EXERCISE DESCRIPTION:
Scan the records and identify every line in which the string "продуктів" occurs, then return those lines.

(Stored items)

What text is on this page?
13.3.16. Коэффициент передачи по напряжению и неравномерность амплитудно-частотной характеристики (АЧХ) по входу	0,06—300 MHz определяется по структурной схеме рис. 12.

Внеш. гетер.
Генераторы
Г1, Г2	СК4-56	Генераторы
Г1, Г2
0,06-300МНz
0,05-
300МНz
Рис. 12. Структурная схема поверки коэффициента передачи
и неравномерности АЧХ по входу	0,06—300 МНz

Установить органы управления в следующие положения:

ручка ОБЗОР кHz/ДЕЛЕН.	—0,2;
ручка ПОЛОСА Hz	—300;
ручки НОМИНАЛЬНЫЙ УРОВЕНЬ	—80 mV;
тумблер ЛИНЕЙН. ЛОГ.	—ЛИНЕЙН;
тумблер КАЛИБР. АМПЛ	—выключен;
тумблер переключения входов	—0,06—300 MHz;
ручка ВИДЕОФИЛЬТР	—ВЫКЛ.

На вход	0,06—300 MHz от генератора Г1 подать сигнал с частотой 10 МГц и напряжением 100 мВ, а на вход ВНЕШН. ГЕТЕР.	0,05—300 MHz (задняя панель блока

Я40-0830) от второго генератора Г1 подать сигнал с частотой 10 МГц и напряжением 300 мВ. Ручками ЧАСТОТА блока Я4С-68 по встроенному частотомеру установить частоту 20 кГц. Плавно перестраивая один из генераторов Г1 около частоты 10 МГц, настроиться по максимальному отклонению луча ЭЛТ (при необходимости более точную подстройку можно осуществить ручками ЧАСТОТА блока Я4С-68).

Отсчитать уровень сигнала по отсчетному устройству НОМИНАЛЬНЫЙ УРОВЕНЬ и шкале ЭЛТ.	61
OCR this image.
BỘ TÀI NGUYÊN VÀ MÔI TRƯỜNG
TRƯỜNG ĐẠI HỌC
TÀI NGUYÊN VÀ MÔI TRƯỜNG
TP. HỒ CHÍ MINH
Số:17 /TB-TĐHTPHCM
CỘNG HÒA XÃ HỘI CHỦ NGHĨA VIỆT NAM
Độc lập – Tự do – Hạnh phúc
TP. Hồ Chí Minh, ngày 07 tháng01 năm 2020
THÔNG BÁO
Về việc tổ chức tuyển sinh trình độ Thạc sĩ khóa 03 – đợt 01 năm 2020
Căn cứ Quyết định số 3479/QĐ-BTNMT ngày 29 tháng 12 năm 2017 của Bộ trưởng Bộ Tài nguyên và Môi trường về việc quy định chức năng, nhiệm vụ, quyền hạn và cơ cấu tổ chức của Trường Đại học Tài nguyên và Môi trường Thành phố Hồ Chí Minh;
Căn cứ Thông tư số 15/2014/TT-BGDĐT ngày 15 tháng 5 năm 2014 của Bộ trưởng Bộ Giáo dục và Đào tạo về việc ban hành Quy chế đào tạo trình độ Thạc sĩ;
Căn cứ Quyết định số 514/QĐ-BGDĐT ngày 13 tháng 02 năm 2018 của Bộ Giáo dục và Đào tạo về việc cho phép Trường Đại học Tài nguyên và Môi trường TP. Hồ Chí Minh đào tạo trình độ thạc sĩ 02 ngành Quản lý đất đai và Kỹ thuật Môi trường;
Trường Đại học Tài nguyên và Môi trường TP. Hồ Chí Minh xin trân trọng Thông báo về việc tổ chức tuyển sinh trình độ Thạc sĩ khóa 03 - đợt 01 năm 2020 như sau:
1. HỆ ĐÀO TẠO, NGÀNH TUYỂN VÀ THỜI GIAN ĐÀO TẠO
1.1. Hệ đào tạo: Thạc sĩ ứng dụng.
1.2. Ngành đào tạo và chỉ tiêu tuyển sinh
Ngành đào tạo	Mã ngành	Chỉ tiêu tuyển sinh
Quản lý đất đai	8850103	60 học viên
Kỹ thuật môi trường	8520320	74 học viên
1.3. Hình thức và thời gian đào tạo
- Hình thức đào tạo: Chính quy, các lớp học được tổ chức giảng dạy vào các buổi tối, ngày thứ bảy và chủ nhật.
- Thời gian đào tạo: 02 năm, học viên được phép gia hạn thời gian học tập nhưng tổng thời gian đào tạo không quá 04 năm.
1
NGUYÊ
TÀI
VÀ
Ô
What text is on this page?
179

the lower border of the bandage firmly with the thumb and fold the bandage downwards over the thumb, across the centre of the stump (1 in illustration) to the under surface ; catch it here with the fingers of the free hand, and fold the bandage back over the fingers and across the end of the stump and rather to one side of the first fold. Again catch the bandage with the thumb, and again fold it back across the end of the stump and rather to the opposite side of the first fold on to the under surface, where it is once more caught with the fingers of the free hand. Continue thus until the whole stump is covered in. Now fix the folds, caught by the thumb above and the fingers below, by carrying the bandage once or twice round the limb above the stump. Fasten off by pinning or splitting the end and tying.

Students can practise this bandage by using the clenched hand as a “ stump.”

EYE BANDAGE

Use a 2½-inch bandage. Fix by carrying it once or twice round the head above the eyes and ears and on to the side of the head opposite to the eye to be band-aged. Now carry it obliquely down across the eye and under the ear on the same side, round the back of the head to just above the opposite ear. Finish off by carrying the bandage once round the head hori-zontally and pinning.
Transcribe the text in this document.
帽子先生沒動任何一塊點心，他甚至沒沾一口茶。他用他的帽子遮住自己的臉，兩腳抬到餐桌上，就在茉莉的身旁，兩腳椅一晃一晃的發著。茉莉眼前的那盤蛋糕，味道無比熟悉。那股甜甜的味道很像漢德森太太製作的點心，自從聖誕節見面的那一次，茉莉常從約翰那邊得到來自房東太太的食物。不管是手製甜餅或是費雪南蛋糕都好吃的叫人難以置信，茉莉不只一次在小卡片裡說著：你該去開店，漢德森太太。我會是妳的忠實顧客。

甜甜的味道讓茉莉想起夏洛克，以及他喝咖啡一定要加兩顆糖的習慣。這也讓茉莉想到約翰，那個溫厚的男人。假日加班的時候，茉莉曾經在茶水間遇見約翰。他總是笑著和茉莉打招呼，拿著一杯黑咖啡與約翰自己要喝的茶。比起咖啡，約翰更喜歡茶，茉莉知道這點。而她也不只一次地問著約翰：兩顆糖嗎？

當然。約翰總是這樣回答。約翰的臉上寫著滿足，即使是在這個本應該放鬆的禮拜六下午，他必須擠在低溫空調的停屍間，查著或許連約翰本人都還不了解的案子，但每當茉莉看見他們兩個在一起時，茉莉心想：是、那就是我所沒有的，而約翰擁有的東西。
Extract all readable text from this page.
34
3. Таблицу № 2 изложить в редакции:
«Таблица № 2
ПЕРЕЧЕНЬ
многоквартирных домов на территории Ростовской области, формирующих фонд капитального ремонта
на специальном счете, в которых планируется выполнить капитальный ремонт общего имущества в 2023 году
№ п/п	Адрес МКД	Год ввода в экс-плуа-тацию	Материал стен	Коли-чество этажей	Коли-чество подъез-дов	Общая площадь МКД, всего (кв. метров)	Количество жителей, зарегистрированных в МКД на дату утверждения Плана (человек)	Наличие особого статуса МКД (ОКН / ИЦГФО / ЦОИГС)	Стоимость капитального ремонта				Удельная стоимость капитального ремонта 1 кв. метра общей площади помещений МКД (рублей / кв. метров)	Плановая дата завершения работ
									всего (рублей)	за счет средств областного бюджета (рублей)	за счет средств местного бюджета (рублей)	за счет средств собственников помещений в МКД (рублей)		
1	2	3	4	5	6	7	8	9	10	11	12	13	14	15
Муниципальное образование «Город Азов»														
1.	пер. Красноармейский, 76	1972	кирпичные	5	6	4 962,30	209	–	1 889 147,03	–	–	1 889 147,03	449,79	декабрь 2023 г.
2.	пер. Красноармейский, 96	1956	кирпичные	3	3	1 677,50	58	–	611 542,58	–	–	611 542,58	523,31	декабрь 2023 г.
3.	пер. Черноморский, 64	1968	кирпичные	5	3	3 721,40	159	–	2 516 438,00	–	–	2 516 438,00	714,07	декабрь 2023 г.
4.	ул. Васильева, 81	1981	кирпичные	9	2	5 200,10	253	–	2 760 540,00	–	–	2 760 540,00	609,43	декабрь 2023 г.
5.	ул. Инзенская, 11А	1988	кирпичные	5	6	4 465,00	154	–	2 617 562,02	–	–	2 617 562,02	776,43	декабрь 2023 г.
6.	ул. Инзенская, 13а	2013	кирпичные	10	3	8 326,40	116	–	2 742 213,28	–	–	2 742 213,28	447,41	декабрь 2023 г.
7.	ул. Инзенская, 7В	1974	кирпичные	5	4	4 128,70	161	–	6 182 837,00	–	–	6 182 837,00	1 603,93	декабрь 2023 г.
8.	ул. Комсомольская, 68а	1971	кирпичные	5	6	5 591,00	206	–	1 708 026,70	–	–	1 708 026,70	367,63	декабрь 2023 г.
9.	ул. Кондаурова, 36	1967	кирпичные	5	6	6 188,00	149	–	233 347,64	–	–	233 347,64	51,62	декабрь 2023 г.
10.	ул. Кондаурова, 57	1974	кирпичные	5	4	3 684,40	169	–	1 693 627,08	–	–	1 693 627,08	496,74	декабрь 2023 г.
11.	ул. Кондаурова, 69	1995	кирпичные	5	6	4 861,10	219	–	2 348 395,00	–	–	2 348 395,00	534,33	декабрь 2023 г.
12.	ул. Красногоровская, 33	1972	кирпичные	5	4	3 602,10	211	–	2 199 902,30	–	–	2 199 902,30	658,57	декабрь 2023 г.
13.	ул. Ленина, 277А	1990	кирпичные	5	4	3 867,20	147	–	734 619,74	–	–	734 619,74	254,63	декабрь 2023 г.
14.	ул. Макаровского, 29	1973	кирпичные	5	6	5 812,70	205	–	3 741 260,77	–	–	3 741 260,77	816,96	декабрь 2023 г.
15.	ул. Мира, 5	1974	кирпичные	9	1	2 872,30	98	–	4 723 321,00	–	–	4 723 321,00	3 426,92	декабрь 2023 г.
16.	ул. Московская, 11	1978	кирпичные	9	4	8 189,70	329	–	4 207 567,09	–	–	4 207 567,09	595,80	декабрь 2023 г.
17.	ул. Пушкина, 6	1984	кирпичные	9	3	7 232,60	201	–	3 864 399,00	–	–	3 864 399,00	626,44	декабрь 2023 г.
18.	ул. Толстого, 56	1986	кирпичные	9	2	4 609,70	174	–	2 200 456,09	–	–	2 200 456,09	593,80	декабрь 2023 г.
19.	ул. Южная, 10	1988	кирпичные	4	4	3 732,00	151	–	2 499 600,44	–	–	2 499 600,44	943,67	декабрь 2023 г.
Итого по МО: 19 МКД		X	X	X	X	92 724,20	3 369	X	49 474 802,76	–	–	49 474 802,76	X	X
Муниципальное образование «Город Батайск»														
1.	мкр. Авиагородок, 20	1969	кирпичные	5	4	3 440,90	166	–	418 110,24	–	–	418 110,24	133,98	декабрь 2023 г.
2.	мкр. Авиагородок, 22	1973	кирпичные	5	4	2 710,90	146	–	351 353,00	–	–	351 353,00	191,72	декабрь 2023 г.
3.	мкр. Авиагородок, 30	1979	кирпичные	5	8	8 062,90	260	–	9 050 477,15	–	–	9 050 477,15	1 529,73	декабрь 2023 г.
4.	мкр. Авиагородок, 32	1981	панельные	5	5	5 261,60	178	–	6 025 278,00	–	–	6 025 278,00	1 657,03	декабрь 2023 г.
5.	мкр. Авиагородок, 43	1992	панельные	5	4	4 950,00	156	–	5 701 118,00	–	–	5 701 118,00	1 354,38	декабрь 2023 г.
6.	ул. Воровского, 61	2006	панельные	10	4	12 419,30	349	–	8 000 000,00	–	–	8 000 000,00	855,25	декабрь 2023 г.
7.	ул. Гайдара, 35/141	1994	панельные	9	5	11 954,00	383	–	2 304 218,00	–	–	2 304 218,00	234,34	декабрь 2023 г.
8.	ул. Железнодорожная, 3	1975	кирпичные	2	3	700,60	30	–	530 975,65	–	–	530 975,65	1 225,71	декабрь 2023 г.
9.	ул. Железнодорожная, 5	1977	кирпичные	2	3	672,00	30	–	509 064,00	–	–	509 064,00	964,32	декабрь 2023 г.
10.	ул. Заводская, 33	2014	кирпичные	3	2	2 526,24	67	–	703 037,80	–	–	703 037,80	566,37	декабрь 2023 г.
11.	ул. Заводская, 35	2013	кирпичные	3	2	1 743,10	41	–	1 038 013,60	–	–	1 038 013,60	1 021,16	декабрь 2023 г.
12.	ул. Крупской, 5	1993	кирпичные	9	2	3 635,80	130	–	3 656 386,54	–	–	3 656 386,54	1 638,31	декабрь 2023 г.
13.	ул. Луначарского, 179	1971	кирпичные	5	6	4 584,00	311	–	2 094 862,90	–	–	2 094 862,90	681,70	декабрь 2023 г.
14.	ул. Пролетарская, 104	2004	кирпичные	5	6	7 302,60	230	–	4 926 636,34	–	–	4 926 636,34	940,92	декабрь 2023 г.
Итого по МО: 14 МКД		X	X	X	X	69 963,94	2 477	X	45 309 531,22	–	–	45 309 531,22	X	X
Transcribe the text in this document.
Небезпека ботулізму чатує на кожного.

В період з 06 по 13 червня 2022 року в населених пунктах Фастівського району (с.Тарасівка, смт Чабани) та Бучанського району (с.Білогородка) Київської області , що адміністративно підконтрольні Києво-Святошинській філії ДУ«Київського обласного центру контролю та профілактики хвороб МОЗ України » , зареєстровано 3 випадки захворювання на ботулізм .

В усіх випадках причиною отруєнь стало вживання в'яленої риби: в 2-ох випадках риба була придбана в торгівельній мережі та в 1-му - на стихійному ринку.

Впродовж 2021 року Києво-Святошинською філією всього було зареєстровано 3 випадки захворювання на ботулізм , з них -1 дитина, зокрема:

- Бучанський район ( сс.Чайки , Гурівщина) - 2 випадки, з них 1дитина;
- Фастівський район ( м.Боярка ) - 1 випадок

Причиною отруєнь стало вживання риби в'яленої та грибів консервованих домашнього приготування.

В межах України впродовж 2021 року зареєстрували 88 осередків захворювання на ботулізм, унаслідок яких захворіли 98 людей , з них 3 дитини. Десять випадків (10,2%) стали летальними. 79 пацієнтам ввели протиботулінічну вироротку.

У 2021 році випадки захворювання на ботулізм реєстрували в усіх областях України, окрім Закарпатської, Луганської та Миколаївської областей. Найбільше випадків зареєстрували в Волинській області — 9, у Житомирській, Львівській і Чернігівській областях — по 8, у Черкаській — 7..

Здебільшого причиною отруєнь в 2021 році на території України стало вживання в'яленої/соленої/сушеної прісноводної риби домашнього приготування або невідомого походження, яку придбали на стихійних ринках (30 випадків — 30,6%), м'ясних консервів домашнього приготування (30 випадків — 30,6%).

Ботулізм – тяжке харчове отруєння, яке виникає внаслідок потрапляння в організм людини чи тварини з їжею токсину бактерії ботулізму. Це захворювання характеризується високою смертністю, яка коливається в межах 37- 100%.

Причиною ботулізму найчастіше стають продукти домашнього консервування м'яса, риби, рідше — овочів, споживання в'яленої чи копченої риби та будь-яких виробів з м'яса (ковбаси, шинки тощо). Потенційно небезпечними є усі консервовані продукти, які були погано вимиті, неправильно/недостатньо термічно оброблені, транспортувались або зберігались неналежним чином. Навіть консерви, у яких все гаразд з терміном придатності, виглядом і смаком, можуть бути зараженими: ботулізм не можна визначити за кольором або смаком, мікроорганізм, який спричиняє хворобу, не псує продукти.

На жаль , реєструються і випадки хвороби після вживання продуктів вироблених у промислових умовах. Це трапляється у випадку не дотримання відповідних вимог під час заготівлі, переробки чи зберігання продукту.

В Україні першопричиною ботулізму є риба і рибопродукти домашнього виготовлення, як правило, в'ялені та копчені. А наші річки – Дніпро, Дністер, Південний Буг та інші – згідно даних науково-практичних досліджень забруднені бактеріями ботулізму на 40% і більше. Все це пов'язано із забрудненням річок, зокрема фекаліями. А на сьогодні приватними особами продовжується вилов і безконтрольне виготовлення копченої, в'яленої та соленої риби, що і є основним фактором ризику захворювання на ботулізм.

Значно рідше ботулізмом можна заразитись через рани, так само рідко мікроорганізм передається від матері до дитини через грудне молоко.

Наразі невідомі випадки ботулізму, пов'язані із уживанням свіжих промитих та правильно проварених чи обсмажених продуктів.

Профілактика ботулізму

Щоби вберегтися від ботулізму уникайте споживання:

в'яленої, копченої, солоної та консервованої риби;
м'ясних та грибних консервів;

REPLY TO THE TASK:
На жаль , реєструються і випадки хвороби після вживання продуктів вироблених у промислових умовах. Це трапляється у випадку не дотримання відповідних вимог під час заготівлі, переробки чи зберігання продукту.
Наразі невідомі випадки ботулізму, пов'язані із уживанням свіжих промитих та правильно проварених чи обсмажених продуктів.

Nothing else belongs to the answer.